→ **EXERCISE BRIEF**:
Collect from the data below each line with "respiration".

→ **AVAILABLE RECORDS**:

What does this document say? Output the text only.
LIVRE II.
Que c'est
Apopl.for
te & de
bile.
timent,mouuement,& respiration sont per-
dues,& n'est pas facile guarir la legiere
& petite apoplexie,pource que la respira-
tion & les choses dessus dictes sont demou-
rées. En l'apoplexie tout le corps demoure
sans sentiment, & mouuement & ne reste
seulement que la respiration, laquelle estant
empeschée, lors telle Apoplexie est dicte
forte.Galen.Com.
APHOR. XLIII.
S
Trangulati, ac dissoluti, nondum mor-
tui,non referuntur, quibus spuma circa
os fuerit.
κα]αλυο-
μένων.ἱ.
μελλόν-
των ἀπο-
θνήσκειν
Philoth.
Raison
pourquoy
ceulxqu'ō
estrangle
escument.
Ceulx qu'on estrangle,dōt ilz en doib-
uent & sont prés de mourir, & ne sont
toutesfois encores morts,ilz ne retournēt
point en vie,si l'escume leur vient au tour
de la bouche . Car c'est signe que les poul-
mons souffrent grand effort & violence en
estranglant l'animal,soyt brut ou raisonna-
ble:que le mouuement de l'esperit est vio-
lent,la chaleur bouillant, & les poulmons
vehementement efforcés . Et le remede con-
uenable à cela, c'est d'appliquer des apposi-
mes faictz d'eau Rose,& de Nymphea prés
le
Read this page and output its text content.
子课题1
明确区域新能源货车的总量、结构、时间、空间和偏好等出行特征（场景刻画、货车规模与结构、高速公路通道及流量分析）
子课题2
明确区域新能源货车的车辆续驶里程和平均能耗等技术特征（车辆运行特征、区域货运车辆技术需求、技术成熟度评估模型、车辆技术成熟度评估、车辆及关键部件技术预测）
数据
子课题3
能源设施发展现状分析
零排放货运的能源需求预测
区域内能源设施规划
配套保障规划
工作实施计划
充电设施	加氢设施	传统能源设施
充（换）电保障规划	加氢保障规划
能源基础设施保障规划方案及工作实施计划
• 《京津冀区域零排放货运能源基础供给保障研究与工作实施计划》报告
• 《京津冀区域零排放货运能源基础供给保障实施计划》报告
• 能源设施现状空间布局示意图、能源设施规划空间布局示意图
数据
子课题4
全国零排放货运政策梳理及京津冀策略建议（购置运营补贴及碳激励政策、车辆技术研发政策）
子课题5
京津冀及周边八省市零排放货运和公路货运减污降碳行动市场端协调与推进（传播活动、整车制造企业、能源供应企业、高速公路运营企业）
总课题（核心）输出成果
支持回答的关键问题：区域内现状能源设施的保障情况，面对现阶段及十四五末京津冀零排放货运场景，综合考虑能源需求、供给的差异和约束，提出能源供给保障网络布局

→ **WRITTEN RESPONSE**:
timent,mouuement,& respiration sont per-
seulement que la respiration, laquelle estant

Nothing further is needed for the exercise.